**WHAT THIS TASK INVOLVES**
Edit the lines from the one holding "x-tick-label: -15 xyxy=(726,604,740,614)" through the one holding "color-scale-label: 9 xyxy=(470,23,477,33)", both included, so that "swh-value-label" becomes "wave-height-label" and everything else stays the same. Give back only those lines.
++++ DATA FOR THIS TASK
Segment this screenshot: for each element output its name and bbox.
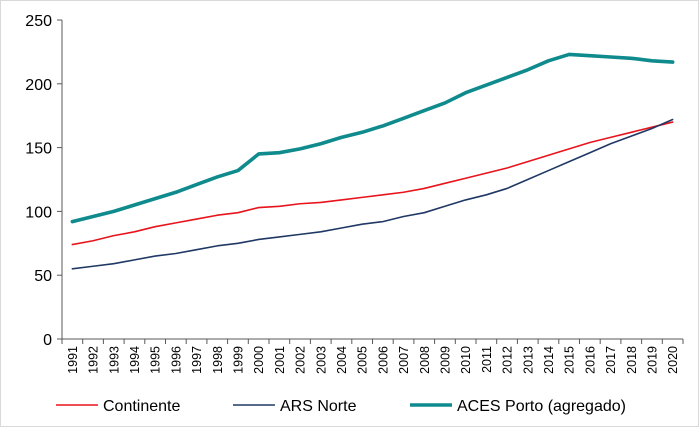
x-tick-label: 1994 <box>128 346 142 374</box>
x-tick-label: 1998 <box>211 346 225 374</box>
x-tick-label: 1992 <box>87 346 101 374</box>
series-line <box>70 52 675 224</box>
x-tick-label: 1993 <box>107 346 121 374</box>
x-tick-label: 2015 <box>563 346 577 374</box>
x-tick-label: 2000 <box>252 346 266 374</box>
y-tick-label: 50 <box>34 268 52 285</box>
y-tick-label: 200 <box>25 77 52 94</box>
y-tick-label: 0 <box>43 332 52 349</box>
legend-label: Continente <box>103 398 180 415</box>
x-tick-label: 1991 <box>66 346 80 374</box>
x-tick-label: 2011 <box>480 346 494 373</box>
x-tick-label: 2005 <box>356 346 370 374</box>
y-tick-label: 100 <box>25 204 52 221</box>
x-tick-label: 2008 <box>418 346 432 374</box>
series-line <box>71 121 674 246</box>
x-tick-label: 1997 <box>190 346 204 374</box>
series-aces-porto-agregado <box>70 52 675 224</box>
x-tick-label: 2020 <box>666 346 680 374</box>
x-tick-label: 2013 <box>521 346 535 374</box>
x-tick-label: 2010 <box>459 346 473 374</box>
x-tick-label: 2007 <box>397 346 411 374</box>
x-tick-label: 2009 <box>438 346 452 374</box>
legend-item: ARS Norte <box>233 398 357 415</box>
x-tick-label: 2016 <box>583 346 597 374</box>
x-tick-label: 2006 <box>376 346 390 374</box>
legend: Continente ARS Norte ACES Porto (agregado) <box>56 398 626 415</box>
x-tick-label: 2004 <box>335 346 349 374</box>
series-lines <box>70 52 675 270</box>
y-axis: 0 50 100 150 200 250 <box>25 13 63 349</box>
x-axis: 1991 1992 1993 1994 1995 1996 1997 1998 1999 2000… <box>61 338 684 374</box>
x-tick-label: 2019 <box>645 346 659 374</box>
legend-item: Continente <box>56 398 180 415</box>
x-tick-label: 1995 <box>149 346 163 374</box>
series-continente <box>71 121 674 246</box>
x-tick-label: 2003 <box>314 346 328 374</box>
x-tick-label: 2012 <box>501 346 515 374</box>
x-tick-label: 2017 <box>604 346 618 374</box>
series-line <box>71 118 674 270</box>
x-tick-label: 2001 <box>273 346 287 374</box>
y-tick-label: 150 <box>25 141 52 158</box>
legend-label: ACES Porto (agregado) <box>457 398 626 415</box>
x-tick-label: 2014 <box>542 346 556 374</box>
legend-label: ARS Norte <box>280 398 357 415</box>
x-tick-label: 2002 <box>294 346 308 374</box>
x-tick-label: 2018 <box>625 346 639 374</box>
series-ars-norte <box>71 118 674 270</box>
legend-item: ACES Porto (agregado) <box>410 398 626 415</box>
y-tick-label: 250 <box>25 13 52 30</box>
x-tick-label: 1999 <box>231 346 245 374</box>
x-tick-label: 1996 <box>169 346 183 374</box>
++++++++
++++ DATA FOR THIS TASK
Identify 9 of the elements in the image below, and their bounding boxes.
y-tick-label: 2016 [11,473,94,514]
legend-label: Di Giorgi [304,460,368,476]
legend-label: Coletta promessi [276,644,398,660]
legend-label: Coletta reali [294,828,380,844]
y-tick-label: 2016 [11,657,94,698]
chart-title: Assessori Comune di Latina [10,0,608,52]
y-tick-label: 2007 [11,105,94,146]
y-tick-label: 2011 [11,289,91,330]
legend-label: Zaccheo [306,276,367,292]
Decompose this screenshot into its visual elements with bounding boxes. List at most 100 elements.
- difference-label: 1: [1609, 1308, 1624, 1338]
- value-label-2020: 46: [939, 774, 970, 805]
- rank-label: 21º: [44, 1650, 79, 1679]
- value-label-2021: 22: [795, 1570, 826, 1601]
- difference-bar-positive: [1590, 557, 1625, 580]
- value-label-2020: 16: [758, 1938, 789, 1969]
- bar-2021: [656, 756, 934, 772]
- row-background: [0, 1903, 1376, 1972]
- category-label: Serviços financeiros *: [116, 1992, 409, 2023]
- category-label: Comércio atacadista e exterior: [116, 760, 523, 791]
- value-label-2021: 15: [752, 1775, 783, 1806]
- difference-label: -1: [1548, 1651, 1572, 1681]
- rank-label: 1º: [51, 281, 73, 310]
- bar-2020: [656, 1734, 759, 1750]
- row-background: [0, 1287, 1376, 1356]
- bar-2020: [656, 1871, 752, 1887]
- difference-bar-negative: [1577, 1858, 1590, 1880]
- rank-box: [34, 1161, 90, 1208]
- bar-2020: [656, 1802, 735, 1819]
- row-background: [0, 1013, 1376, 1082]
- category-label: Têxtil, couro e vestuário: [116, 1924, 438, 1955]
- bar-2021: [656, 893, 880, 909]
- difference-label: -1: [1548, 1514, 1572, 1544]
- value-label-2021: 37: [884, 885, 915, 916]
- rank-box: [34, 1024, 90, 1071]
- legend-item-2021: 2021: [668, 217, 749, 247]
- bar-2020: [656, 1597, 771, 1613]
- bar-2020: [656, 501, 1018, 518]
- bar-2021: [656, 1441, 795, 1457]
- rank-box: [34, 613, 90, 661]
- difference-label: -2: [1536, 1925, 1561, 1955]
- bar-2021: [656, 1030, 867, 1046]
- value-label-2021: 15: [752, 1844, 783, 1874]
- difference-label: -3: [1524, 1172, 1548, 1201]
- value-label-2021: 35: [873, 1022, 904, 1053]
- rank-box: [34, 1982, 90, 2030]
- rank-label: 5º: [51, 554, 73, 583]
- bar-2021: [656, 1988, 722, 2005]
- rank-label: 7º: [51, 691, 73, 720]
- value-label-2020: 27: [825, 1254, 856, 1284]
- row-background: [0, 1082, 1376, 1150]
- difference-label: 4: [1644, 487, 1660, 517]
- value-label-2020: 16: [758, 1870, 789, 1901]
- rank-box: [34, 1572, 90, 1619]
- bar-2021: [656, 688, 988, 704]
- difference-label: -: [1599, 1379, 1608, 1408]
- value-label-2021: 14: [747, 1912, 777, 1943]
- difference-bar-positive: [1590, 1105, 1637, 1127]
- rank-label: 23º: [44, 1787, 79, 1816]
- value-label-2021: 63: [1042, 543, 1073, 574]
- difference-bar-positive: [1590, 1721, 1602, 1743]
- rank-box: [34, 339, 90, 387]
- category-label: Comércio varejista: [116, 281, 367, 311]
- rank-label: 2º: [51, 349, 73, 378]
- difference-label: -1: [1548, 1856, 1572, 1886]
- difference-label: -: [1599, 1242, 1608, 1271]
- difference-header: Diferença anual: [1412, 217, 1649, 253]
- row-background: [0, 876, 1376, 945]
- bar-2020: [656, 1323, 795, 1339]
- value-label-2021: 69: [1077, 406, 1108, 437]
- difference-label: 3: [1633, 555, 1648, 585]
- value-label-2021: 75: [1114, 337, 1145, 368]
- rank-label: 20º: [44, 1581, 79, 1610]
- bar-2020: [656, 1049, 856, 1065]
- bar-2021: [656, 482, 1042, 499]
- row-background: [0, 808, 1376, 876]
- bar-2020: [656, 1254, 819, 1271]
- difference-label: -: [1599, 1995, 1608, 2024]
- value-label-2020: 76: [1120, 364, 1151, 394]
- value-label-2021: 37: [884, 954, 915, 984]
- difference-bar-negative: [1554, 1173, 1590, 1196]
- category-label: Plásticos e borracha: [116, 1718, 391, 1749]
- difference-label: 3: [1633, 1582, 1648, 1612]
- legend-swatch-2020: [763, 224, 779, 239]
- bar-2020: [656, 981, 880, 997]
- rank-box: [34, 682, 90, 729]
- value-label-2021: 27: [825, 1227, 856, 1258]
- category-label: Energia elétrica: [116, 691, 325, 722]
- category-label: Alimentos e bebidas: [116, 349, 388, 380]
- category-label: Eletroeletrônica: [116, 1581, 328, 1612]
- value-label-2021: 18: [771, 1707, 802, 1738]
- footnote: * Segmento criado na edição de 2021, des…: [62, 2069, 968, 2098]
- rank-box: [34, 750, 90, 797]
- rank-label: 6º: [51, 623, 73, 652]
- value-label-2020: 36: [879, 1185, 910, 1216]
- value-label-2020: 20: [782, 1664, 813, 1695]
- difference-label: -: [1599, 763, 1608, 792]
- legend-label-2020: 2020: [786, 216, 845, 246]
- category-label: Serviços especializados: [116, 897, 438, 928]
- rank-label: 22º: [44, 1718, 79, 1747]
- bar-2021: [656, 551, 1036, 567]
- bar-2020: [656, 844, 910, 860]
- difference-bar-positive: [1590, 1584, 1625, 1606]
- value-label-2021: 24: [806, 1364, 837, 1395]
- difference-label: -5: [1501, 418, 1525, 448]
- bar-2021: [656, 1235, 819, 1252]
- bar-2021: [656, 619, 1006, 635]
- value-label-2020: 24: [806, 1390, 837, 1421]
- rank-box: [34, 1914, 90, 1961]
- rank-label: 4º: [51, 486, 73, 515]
++++++++
++++ DATA FOR THIS TASK
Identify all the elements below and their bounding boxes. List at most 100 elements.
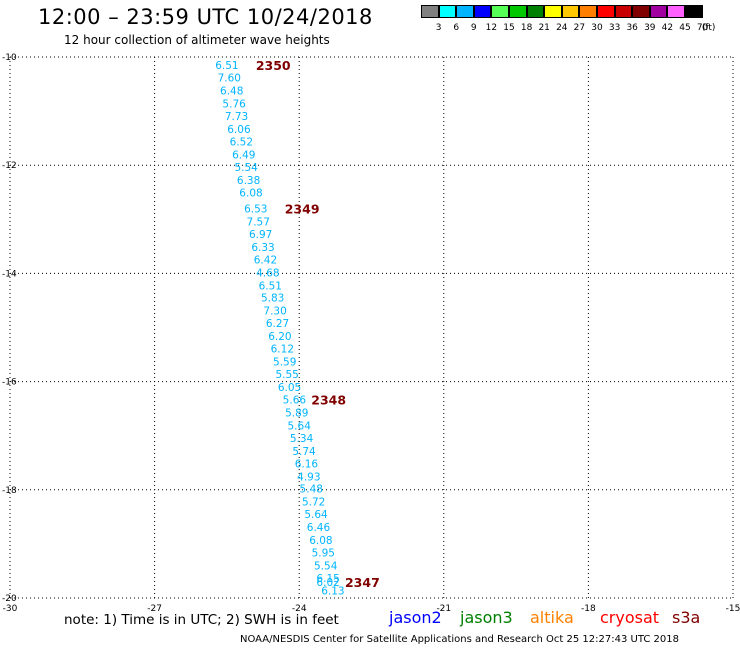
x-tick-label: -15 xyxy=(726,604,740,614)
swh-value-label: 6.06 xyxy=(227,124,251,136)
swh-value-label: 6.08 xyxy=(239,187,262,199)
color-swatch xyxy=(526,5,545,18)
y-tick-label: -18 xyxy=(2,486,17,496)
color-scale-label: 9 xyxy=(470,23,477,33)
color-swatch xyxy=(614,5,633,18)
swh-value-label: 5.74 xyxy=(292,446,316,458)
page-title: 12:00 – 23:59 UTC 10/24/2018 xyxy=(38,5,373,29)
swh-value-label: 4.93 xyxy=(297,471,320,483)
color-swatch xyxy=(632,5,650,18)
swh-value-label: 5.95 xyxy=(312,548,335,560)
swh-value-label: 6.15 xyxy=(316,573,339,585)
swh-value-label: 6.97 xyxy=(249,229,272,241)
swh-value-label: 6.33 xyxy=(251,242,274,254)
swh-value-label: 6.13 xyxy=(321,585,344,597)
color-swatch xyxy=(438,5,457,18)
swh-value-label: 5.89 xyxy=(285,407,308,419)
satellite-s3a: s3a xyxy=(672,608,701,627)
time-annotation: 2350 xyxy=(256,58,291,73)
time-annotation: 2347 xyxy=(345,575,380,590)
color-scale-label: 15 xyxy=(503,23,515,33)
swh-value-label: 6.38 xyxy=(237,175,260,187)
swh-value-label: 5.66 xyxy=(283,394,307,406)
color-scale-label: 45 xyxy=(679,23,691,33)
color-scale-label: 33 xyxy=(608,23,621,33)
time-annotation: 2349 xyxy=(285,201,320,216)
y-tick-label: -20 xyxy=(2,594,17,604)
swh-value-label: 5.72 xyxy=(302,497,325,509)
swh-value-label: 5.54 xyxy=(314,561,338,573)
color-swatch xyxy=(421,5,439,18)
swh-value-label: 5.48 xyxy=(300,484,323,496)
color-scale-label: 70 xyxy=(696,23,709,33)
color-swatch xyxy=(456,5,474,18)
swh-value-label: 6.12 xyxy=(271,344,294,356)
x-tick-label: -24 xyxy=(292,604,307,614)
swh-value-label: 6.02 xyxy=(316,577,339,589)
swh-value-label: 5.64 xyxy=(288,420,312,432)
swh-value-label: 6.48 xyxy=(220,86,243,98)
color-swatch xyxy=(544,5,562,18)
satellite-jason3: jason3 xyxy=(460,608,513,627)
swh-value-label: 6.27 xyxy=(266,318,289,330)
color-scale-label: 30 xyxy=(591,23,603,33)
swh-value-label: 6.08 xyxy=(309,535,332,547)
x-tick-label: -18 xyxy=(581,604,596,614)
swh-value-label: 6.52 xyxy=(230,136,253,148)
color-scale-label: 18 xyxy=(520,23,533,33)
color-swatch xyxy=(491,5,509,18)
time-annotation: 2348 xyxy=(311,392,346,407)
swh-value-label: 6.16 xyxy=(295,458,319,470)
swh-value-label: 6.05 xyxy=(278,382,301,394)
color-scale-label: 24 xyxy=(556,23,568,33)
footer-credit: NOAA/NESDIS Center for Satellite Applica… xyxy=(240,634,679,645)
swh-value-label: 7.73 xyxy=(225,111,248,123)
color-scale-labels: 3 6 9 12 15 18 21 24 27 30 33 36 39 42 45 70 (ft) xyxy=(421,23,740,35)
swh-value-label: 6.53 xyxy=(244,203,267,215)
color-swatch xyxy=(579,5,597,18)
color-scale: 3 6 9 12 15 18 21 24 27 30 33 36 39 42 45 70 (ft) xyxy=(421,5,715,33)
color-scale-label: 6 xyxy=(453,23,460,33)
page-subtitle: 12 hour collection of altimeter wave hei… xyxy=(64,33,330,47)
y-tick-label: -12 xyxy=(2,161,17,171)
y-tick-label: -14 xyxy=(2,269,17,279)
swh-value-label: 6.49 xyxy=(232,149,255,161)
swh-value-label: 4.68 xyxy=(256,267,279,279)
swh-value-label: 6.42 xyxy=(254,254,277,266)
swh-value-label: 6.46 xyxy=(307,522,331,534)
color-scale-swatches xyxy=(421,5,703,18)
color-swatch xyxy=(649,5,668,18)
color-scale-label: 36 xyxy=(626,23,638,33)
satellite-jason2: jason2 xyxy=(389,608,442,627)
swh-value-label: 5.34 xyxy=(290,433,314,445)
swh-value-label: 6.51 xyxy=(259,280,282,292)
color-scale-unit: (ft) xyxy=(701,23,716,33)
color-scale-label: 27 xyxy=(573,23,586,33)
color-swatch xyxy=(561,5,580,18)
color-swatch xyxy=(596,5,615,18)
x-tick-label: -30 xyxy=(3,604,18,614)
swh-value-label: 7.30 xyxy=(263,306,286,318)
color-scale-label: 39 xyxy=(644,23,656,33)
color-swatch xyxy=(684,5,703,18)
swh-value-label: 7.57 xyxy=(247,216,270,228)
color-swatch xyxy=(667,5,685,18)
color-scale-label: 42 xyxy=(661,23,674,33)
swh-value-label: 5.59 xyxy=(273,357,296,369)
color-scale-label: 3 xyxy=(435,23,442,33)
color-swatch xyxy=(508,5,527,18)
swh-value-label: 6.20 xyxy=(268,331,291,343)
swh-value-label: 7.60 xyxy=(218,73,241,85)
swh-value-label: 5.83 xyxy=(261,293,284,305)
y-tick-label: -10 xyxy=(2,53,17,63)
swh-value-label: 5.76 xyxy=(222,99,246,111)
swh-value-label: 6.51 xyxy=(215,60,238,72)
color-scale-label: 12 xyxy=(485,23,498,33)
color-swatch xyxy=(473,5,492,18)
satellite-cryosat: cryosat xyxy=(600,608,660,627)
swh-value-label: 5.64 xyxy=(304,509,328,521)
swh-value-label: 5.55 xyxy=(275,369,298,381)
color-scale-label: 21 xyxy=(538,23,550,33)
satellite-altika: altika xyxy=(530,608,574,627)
++++++++
**TASK SOLUTION**
x-tick-label: -15 xyxy=(726,604,740,614)
wave-height-label: 6.06 xyxy=(227,124,251,136)
wave-height-label: 6.08 xyxy=(239,187,262,199)
color-swatch xyxy=(526,5,545,18)
y-tick-label: -18 xyxy=(2,486,17,496)
color-scale-label: 9 xyxy=(470,23,477,33)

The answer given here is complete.